Reply with one number: the count of lines in the data that hold the string "JSON".

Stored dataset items
------------------------------------

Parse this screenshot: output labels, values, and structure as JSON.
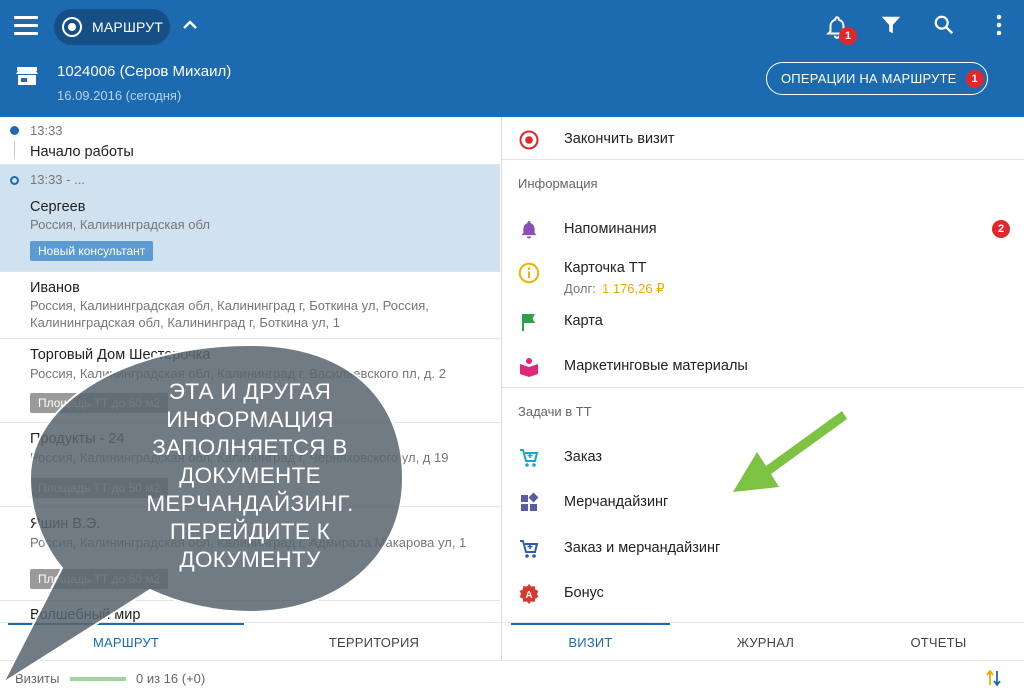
{
  "header": {
    "route_label": "МАРШРУТ",
    "notifications_count": "1",
    "client_name": "1024006 (Серов Михаил)",
    "date": "16.09.2016 (сегодня)",
    "ops_button_label": "ОПЕРАЦИИ НА МАРШРУТЕ",
    "ops_count": "1",
    "colors": {
      "primary": "#1c6ab0",
      "badge": "#e2262a"
    }
  },
  "route": {
    "items": [
      {
        "time": "13:33",
        "name": "Начало работы"
      },
      {
        "time": "13:33 - ...",
        "name": "Сергеев",
        "address": "Россия, Калининградская обл",
        "tag": "Новый консультант"
      },
      {
        "name": "Иванов",
        "address": "Россия, Калининградская обл, Калининград г, Боткина ул, Россия, Калининградская обл, Калининград г, Боткина ул, 1"
      },
      {
        "name": "Торговый Дом Шестерочка",
        "address": "Россия, Калининградская обл, Калининград г, Васильевского пл, д. 2",
        "tag": "Площадь ТТ до 50 м2"
      },
      {
        "name": "Продукты - 24",
        "address": "Россия, Калининградская обл, Калининград г, Черняховского ул, д 19",
        "tag": "Площадь ТТ до 50 м2"
      },
      {
        "name": "Яшин В.Э.",
        "address": "Россия, Калининградская обл, Калининград г, Адмирала Макарова ул, 1",
        "tag": "Площадь ТТ до 50 м2"
      },
      {
        "name": "Волшебный мир"
      }
    ]
  },
  "visit": {
    "end_visit": "Закончить визит",
    "info_section": "Информация",
    "reminders": "Напоминания",
    "reminders_count": "2",
    "card": "Карточка ТТ",
    "debt_label": "Долг:",
    "debt_value": "1 176,26 ₽",
    "map": "Карта",
    "marketing": "Маркетинговые материалы",
    "tasks_section": "Задачи в ТТ",
    "order": "Заказ",
    "merchandising": "Мерчандайзинг",
    "order_merch": "Заказ и мерчандайзинг",
    "bonus": "Бонус"
  },
  "tabs_left": [
    {
      "label": "МАРШРУТ",
      "active": true
    },
    {
      "label": "ТЕРРИТОРИЯ",
      "active": false
    }
  ],
  "tabs_right": [
    {
      "label": "ВИЗИТ",
      "active": true
    },
    {
      "label": "ЖУРНАЛ",
      "active": false
    },
    {
      "label": "ОТЧЕТЫ",
      "active": false
    }
  ],
  "footer": {
    "visits_label": "Визиты",
    "visits_count": "0 из 16 (+0)",
    "visits_progress": 0
  },
  "overlay": {
    "callout_text": "Эта и другая информация заполняется в документе Мерчандайзинг. Перейдите к документу",
    "arrow_color": "#7dc242"
  },
  "icons": {
    "menu": "hamburger-icon",
    "route": "record-icon",
    "collapse": "chevron-up-icon",
    "notifications": "bell-icon",
    "filter": "filter-icon",
    "search": "search-icon",
    "more": "more-vert-icon",
    "store": "store-icon",
    "sort": "sort-icon"
  }
}
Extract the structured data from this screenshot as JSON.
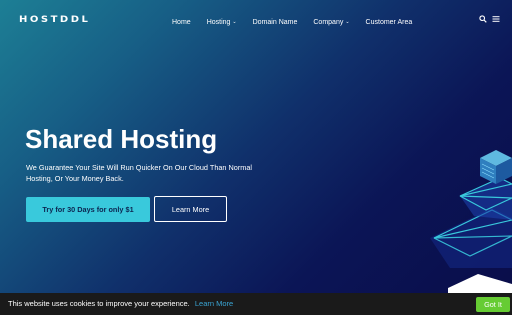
{
  "brand": {
    "logo_text": "HOSTDDL"
  },
  "nav": {
    "items": [
      {
        "label": "Home",
        "has_dropdown": false
      },
      {
        "label": "Hosting",
        "has_dropdown": true
      },
      {
        "label": "Domain Name",
        "has_dropdown": false
      },
      {
        "label": "Company",
        "has_dropdown": true
      },
      {
        "label": "Customer Area",
        "has_dropdown": false
      }
    ],
    "icons": [
      "search-icon",
      "menu-icon"
    ]
  },
  "hero": {
    "title": "Shared Hosting",
    "subtitle": "We Guarantee Your Site Will Run Quicker On Our Cloud Than Normal Hosting, Or Your Money Back.",
    "primary_button": "Try for 30 Days for only $1",
    "secondary_button": "Learn More"
  },
  "cookie_bar": {
    "text": "This website uses cookies to improve your experience.",
    "link": "Learn More",
    "button": "Got It"
  },
  "colors": {
    "accent": "#39c9dc",
    "hero_dark": "#0a0d4a",
    "hero_teal": "#1d7f95",
    "cookie_bg": "#1a1a1a",
    "cookie_link": "#3aa5d4",
    "gotit_green": "#66cc33"
  }
}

------------------------------------

Complete response: 2